SET EXERCISE: Everything in the listing should be restated word for word.

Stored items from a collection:
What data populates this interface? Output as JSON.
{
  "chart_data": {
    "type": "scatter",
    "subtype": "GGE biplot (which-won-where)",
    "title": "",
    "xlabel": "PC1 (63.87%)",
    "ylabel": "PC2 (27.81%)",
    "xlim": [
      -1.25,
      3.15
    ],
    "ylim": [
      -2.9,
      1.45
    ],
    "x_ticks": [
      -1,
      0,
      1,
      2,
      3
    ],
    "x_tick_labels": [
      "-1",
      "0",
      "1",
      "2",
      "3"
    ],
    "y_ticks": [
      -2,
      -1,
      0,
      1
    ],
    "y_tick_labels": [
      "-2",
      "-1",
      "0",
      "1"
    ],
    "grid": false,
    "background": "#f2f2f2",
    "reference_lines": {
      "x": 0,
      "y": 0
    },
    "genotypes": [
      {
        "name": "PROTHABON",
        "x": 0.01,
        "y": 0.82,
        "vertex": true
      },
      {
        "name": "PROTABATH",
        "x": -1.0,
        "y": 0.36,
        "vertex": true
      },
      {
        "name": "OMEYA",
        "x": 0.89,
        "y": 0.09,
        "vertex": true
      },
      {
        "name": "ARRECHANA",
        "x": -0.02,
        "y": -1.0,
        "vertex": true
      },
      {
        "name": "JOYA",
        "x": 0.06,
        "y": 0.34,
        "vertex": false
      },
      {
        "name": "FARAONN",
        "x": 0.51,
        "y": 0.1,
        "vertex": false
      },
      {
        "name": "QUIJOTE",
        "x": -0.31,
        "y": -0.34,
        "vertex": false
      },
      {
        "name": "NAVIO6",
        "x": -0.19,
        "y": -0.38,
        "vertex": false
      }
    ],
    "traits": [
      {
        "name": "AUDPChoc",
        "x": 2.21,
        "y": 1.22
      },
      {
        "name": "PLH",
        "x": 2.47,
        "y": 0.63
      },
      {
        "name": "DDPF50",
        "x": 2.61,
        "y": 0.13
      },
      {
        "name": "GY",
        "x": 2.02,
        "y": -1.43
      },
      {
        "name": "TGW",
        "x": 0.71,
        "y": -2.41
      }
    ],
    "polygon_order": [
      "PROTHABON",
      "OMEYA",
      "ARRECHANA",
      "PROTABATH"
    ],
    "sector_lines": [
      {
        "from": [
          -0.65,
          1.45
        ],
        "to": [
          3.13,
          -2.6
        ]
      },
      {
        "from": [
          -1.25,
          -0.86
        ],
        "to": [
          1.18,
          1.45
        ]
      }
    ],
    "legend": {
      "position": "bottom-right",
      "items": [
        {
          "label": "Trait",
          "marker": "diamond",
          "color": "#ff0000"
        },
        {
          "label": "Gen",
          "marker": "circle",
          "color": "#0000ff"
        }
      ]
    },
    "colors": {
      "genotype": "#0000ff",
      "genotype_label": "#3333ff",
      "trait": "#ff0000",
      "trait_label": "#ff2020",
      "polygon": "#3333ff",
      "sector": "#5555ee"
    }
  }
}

EXPECTED ANSWER:
What data populates this interface? Output as JSON.
{
  "chart_data": {
    "type": "scatter",
    "subtype": "GGE biplot (which-won-where)",
    "title": "",
    "xlabel": "PC1 (63.87%)",
    "ylabel": "PC2 (27.81%)",
    "xlim": [
      -1.25,
      3.15
    ],
    "ylim": [
      -2.9,
      1.45
    ],
    "x_ticks": [
      -1,
      0,
      1,
      2,
      3
    ],
    "x_tick_labels": [
      "-1",
      "0",
      "1",
      "2",
      "3"
    ],
    "y_ticks": [
      -2,
      -1,
      0,
      1
    ],
    "y_tick_labels": [
      "-2",
      "-1",
      "0",
      "1"
    ],
    "grid": false,
    "background": "#f2f2f2",
    "reference_lines": {
      "x": 0,
      "y": 0
    },
    "genotypes": [
      {
        "name": "PROTHABON",
        "x": 0.01,
        "y": 0.82,
        "vertex": true
      },
      {
        "name": "PROTABATH",
        "x": -1.0,
        "y": 0.36,
        "vertex": true
      },
      {
        "name": "OMEYA",
        "x": 0.89,
        "y": 0.09,
        "vertex": true
      },
      {
        "name": "ARRECHANA",
        "x": -0.02,
        "y": -1.0,
        "vertex": true
      },
      {
        "name": "JOYA",
        "x": 0.06,
        "y": 0.34,
        "vertex": false
      },
      {
        "name": "FARAONN",
        "x": 0.51,
        "y": 0.1,
        "vertex": false
      },
      {
        "name": "QUIJOTE",
        "x": -0.31,
        "y": -0.34,
        "vertex": false
      },
      {
        "name": "NAVIO6",
        "x": -0.19,
        "y": -0.38,
        "vertex": false
      }
    ],
    "traits": [
      {
        "name": "AUDPChoc",
        "x": 2.21,
        "y": 1.22
      },
      {
        "name": "PLH",
        "x": 2.47,
        "y": 0.63
      },
      {
        "name": "DDPF50",
        "x": 2.61,
        "y": 0.13
      },
      {
        "name": "GY",
        "x": 2.02,
        "y": -1.43
      },
      {
        "name": "TGW",
        "x": 0.71,
        "y": -2.41
      }
    ],
    "polygon_order": [
      "PROTHABON",
      "OMEYA",
      "ARRECHANA",
      "PROTABATH"
    ],
    "sector_lines": [
      {
        "from": [
          -0.65,
          1.45
        ],
        "to": [
          3.13,
          -2.6
        ]
      },
      {
        "from": [
          -1.25,
          -0.86
        ],
        "to": [
          1.18,
          1.45
        ]
      }
    ],
    "legend": {
      "position": "bottom-right",
      "items": [
        {
          "label": "Trait",
          "marker": "diamond",
          "color": "#ff0000"
        },
        {
          "label": "Gen",
          "marker": "circle",
          "color": "#0000ff"
        }
      ]
    },
    "colors": {
      "genotype": "#0000ff",
      "genotype_label": "#3333ff",
      "trait": "#ff0000",
      "trait_label": "#ff2020",
      "polygon": "#3333ff",
      "sector": "#5555ee"
    }
  }
}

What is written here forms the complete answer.